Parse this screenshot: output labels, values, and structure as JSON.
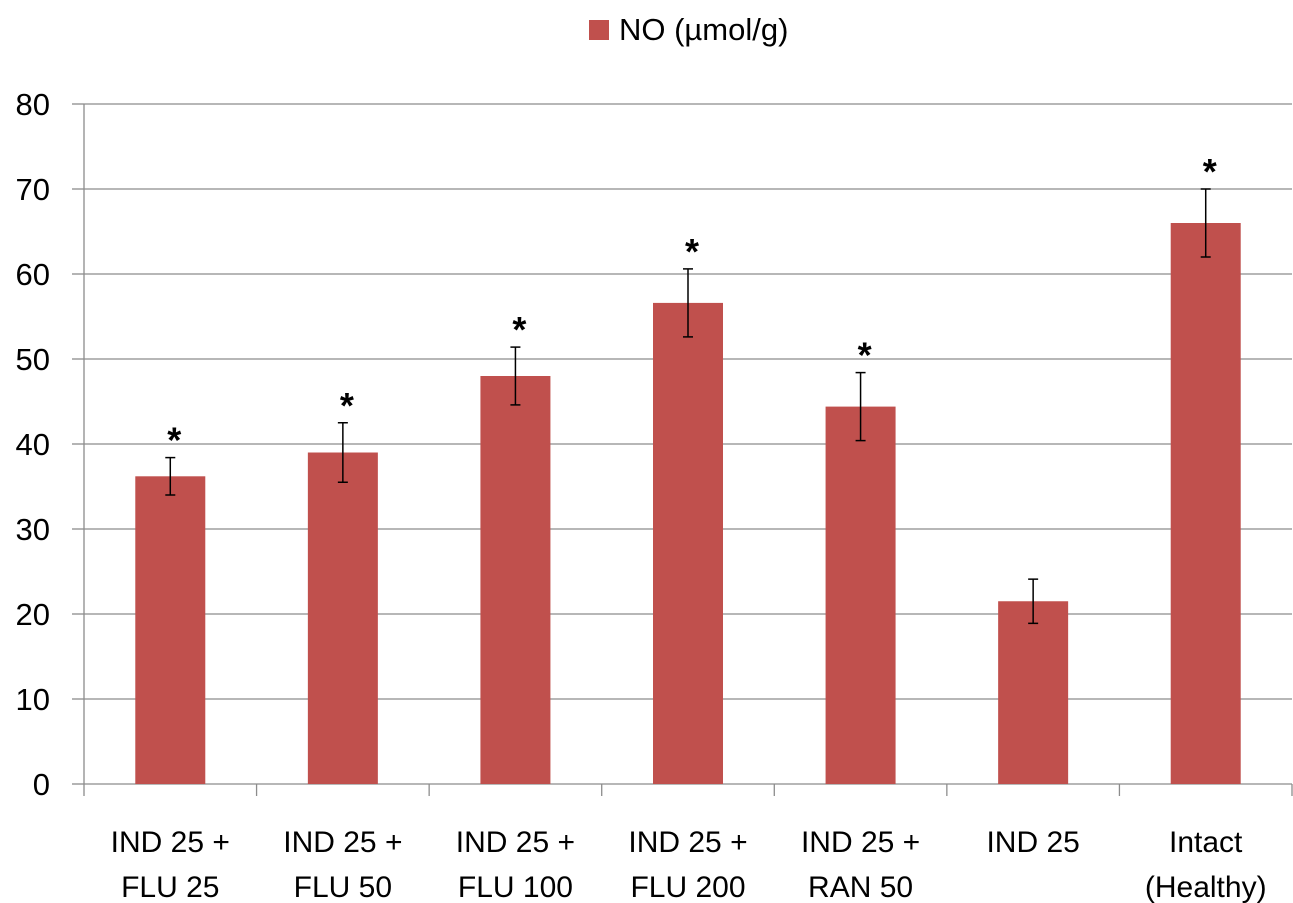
{
  "legend": {
    "label": "NO (µmol/g)",
    "color": "#c0504d"
  },
  "chart_data": {
    "type": "bar",
    "title": "",
    "xlabel": "",
    "ylabel": "",
    "ylim": [
      0,
      80
    ],
    "yticks": [
      0,
      10,
      20,
      30,
      40,
      50,
      60,
      70,
      80
    ],
    "grid": true,
    "legend_position": "top-center",
    "bar_color": "#c0504d",
    "categories": [
      [
        "IND 25 +",
        "FLU 25"
      ],
      [
        "IND 25 +",
        "FLU 50"
      ],
      [
        "IND 25 +",
        "FLU 100"
      ],
      [
        "IND 25 +",
        "FLU 200"
      ],
      [
        "IND 25 +",
        "RAN 50"
      ],
      [
        "IND 25"
      ],
      [
        "Intact",
        "(Healthy)"
      ]
    ],
    "series": [
      {
        "name": "NO (µmol/g)",
        "values": [
          36.2,
          39.0,
          48.0,
          56.6,
          44.4,
          21.5,
          66.0
        ],
        "error": [
          2.2,
          3.5,
          3.4,
          4.0,
          4.0,
          2.6,
          4.0
        ],
        "significance": [
          "*",
          "*",
          "*",
          "*",
          "*",
          "",
          "*"
        ]
      }
    ]
  }
}
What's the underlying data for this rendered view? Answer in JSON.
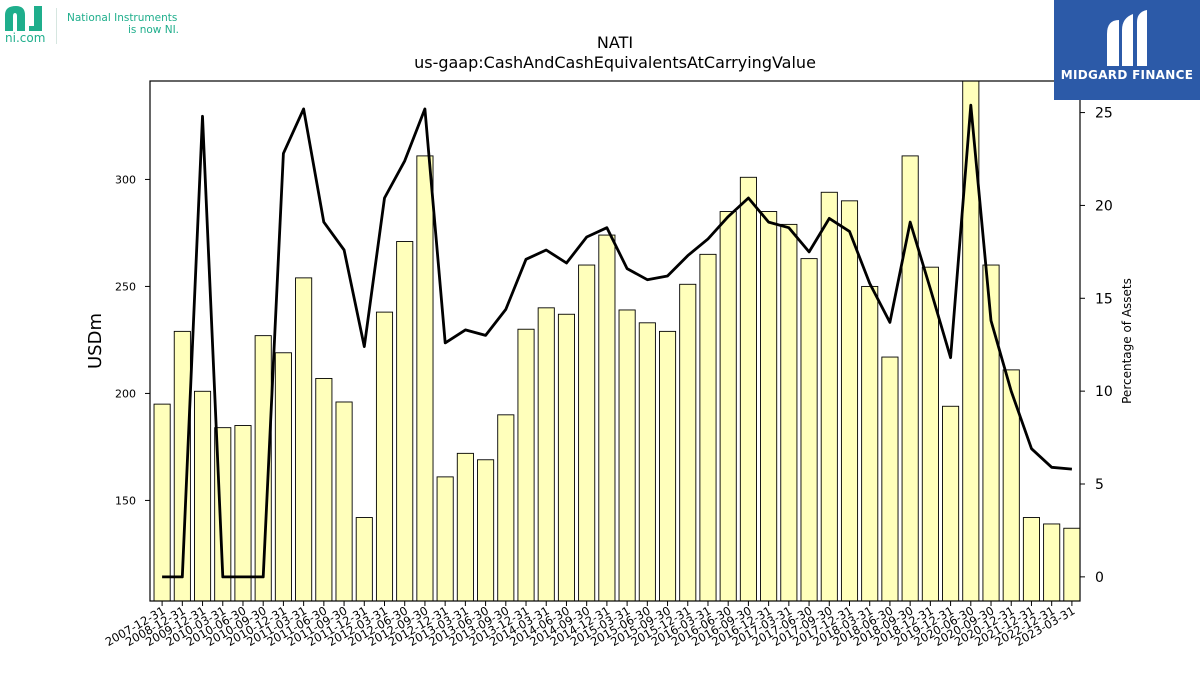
{
  "logos": {
    "ni": {
      "url_text": "ni.com",
      "tagline_line1": "National Instruments",
      "tagline_line2": "is now NI.",
      "color": "#1fae8c"
    },
    "midgard": {
      "text": "MIDGARD FINANCE",
      "bg_color": "#2c5aa8"
    }
  },
  "chart_data": {
    "type": "bar",
    "title": "NATI",
    "subtitle": "us-gaap:CashAndCashEquivalentsAtCarryingValue",
    "ylabel": "USDm",
    "y2label": "Percentage of Assets",
    "categories": [
      "2007-12-31",
      "2008-12-31",
      "2009-12-31",
      "2010-03-31",
      "2010-06-30",
      "2010-09-30",
      "2010-12-31",
      "2011-03-31",
      "2011-06-30",
      "2011-09-30",
      "2011-12-31",
      "2012-03-31",
      "2012-06-30",
      "2012-09-30",
      "2012-12-31",
      "2013-03-31",
      "2013-06-30",
      "2013-09-30",
      "2013-12-31",
      "2014-03-31",
      "2014-06-30",
      "2014-09-30",
      "2014-12-31",
      "2015-03-31",
      "2015-06-30",
      "2015-09-30",
      "2015-12-31",
      "2016-03-31",
      "2016-06-30",
      "2016-09-30",
      "2016-12-31",
      "2017-03-31",
      "2017-06-30",
      "2017-09-30",
      "2017-12-31",
      "2018-03-31",
      "2018-06-30",
      "2018-09-30",
      "2018-12-31",
      "2019-12-31",
      "2020-06-30",
      "2020-09-30",
      "2020-12-31",
      "2021-12-31",
      "2022-12-31",
      "2023-03-31"
    ],
    "series": [
      {
        "type": "bar",
        "axis": "left",
        "color": "#ffffbb",
        "values": [
          195,
          229,
          201,
          184,
          185,
          227,
          219,
          254,
          207,
          196,
          142,
          238,
          271,
          311,
          161,
          172,
          169,
          190,
          230,
          240,
          237,
          260,
          274,
          239,
          233,
          229,
          251,
          265,
          285,
          301,
          285,
          279,
          263,
          294,
          290,
          250,
          217,
          311,
          259,
          194,
          352,
          260,
          211,
          142,
          139,
          137
        ]
      },
      {
        "type": "line",
        "axis": "right",
        "color": "#000000",
        "values": [
          0.0,
          0.0,
          24.8,
          0.0,
          0.0,
          0.0,
          22.8,
          25.2,
          19.1,
          17.6,
          12.4,
          20.4,
          22.4,
          25.2,
          12.6,
          13.3,
          13.0,
          14.4,
          17.1,
          17.6,
          16.9,
          18.3,
          18.8,
          16.6,
          16.0,
          16.2,
          17.3,
          18.2,
          19.4,
          20.4,
          19.1,
          18.8,
          17.5,
          19.3,
          18.6,
          15.8,
          13.7,
          19.1,
          15.5,
          11.8,
          25.4,
          13.8,
          10.0,
          6.9,
          5.9,
          5.8
        ]
      }
    ],
    "yticks": [
      150,
      200,
      250,
      300
    ],
    "y2ticks": [
      0,
      5,
      10,
      15,
      20,
      25
    ],
    "ylim": [
      103,
      346
    ],
    "y2lim": [
      -1.3,
      26.7
    ],
    "grid": false
  }
}
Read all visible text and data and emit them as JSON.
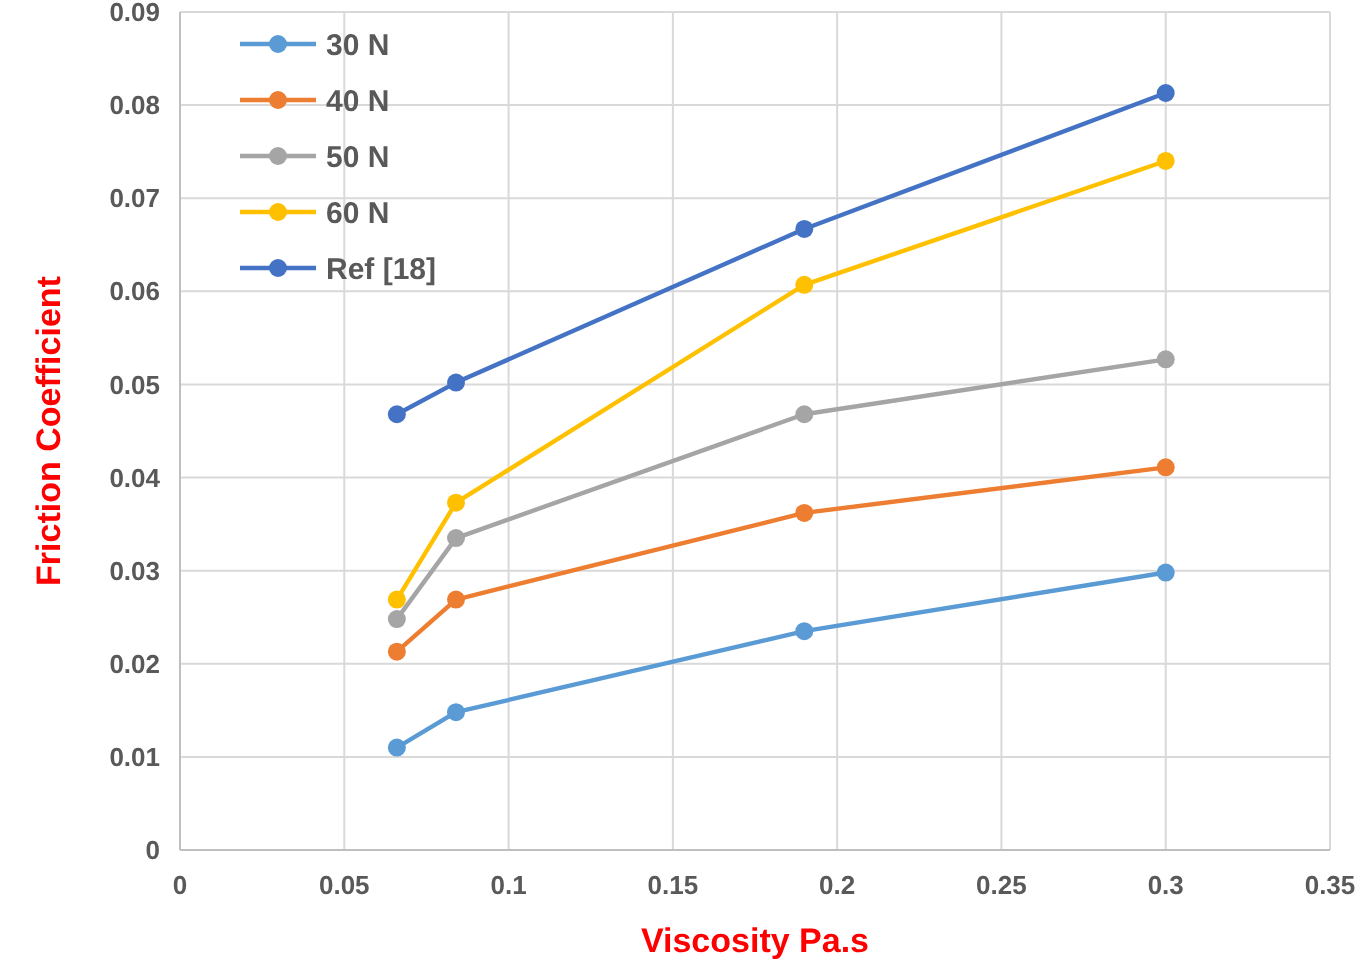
{
  "chart_data": {
    "type": "line",
    "xlabel": "Viscosity Pa.s",
    "ylabel": "Friction Coefficient",
    "x": [
      0.066,
      0.084,
      0.19,
      0.3
    ],
    "xlim": [
      0,
      0.35
    ],
    "xticks": [
      0,
      0.05,
      0.1,
      0.15,
      0.2,
      0.25,
      0.3,
      0.35
    ],
    "ylim": [
      0,
      0.09
    ],
    "yticks": [
      0,
      0.01,
      0.02,
      0.03,
      0.04,
      0.05,
      0.06,
      0.07,
      0.08,
      0.09
    ],
    "grid": true,
    "legend": "top left",
    "marker": "circle",
    "line_style": "solid",
    "series": [
      {
        "name": "30 N",
        "color": "#5b9bd5",
        "values": [
          0.011,
          0.0148,
          0.0235,
          0.0298
        ]
      },
      {
        "name": "40 N",
        "color": "#ed7d31",
        "values": [
          0.0213,
          0.0269,
          0.0362,
          0.0411
        ]
      },
      {
        "name": "50 N",
        "color": "#a5a5a5",
        "values": [
          0.0248,
          0.0335,
          0.0468,
          0.0527
        ]
      },
      {
        "name": "60 N",
        "color": "#ffc000",
        "values": [
          0.0269,
          0.0373,
          0.0607,
          0.074
        ]
      },
      {
        "name": "Ref [18]",
        "color": "#4472c4",
        "values": [
          0.0468,
          0.0502,
          0.0667,
          0.0813
        ]
      }
    ]
  }
}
********************
Write out the whole listing exactly, and drop the pictures.

Parse this screenshot: output labels, values, and structure as JSON.
{
  "legend": {
    "label": "NO (µmol/g)",
    "color": "#c0504d"
  },
  "chart_data": {
    "type": "bar",
    "title": "",
    "xlabel": "",
    "ylabel": "",
    "ylim": [
      0,
      80
    ],
    "yticks": [
      0,
      10,
      20,
      30,
      40,
      50,
      60,
      70,
      80
    ],
    "grid": true,
    "legend_position": "top-center",
    "bar_color": "#c0504d",
    "categories": [
      [
        "IND 25 +",
        "FLU 25"
      ],
      [
        "IND 25 +",
        "FLU 50"
      ],
      [
        "IND 25 +",
        "FLU 100"
      ],
      [
        "IND 25 +",
        "FLU 200"
      ],
      [
        "IND 25 +",
        "RAN 50"
      ],
      [
        "IND 25"
      ],
      [
        "Intact",
        "(Healthy)"
      ]
    ],
    "series": [
      {
        "name": "NO (µmol/g)",
        "values": [
          36.2,
          39.0,
          48.0,
          56.6,
          44.4,
          21.5,
          66.0
        ],
        "error": [
          2.2,
          3.5,
          3.4,
          4.0,
          4.0,
          2.6,
          4.0
        ],
        "significance": [
          "*",
          "*",
          "*",
          "*",
          "*",
          "",
          "*"
        ]
      }
    ]
  }
}
What's the underlying data for this rendered view? Answer in JSON.
{
  "logos": {
    "ni": {
      "url_text": "ni.com",
      "tagline_line1": "National Instruments",
      "tagline_line2": "is now NI.",
      "color": "#1fae8c"
    },
    "midgard": {
      "text": "MIDGARD FINANCE",
      "bg_color": "#2c5aa8"
    }
  },
  "chart_data": {
    "type": "bar",
    "title": "NATI",
    "subtitle": "us-gaap:CashAndCashEquivalentsAtCarryingValue",
    "ylabel": "USDm",
    "y2label": "Percentage of Assets",
    "categories": [
      "2007-12-31",
      "2008-12-31",
      "2009-12-31",
      "2010-03-31",
      "2010-06-30",
      "2010-09-30",
      "2010-12-31",
      "2011-03-31",
      "2011-06-30",
      "2011-09-30",
      "2011-12-31",
      "2012-03-31",
      "2012-06-30",
      "2012-09-30",
      "2012-12-31",
      "2013-03-31",
      "2013-06-30",
      "2013-09-30",
      "2013-12-31",
      "2014-03-31",
      "2014-06-30",
      "2014-09-30",
      "2014-12-31",
      "2015-03-31",
      "2015-06-30",
      "2015-09-30",
      "2015-12-31",
      "2016-03-31",
      "2016-06-30",
      "2016-09-30",
      "2016-12-31",
      "2017-03-31",
      "2017-06-30",
      "2017-09-30",
      "2017-12-31",
      "2018-03-31",
      "2018-06-30",
      "2018-09-30",
      "2018-12-31",
      "2019-12-31",
      "2020-06-30",
      "2020-09-30",
      "2020-12-31",
      "2021-12-31",
      "2022-12-31",
      "2023-03-31"
    ],
    "series": [
      {
        "type": "bar",
        "axis": "left",
        "color": "#ffffbb",
        "values": [
          195,
          229,
          201,
          184,
          185,
          227,
          219,
          254,
          207,
          196,
          142,
          238,
          271,
          311,
          161,
          172,
          169,
          190,
          230,
          240,
          237,
          260,
          274,
          239,
          233,
          229,
          251,
          265,
          285,
          301,
          285,
          279,
          263,
          294,
          290,
          250,
          217,
          311,
          259,
          194,
          352,
          260,
          211,
          142,
          139,
          137
        ]
      },
      {
        "type": "line",
        "axis": "right",
        "color": "#000000",
        "values": [
          0.0,
          0.0,
          24.8,
          0.0,
          0.0,
          0.0,
          22.8,
          25.2,
          19.1,
          17.6,
          12.4,
          20.4,
          22.4,
          25.2,
          12.6,
          13.3,
          13.0,
          14.4,
          17.1,
          17.6,
          16.9,
          18.3,
          18.8,
          16.6,
          16.0,
          16.2,
          17.3,
          18.2,
          19.4,
          20.4,
          19.1,
          18.8,
          17.5,
          19.3,
          18.6,
          15.8,
          13.7,
          19.1,
          15.5,
          11.8,
          25.4,
          13.8,
          10.0,
          6.9,
          5.9,
          5.8
        ]
      }
    ],
    "yticks": [
      150,
      200,
      250,
      300
    ],
    "y2ticks": [
      0,
      5,
      10,
      15,
      20,
      25
    ],
    "ylim": [
      103,
      346
    ],
    "y2lim": [
      -1.3,
      26.7
    ],
    "grid": false
  }
}
Read all visible text and data and emit them as JSON.
{
  "chart_data": {
    "type": "line",
    "xlabel": "Viscosity Pa.s",
    "ylabel": "Friction Coefficient",
    "x": [
      0.066,
      0.084,
      0.19,
      0.3
    ],
    "xlim": [
      0,
      0.35
    ],
    "xticks": [
      0,
      0.05,
      0.1,
      0.15,
      0.2,
      0.25,
      0.3,
      0.35
    ],
    "ylim": [
      0,
      0.09
    ],
    "yticks": [
      0,
      0.01,
      0.02,
      0.03,
      0.04,
      0.05,
      0.06,
      0.07,
      0.08,
      0.09
    ],
    "grid": true,
    "legend": "top left",
    "marker": "circle",
    "line_style": "solid",
    "series": [
      {
        "name": "30 N",
        "color": "#5b9bd5",
        "values": [
          0.011,
          0.0148,
          0.0235,
          0.0298
        ]
      },
      {
        "name": "40 N",
        "color": "#ed7d31",
        "values": [
          0.0213,
          0.0269,
          0.0362,
          0.0411
        ]
      },
      {
        "name": "50 N",
        "color": "#a5a5a5",
        "values": [
          0.0248,
          0.0335,
          0.0468,
          0.0527
        ]
      },
      {
        "name": "60 N",
        "color": "#ffc000",
        "values": [
          0.0269,
          0.0373,
          0.0607,
          0.074
        ]
      },
      {
        "name": "Ref [18]",
        "color": "#4472c4",
        "values": [
          0.0468,
          0.0502,
          0.0667,
          0.0813
        ]
      }
    ]
  }
}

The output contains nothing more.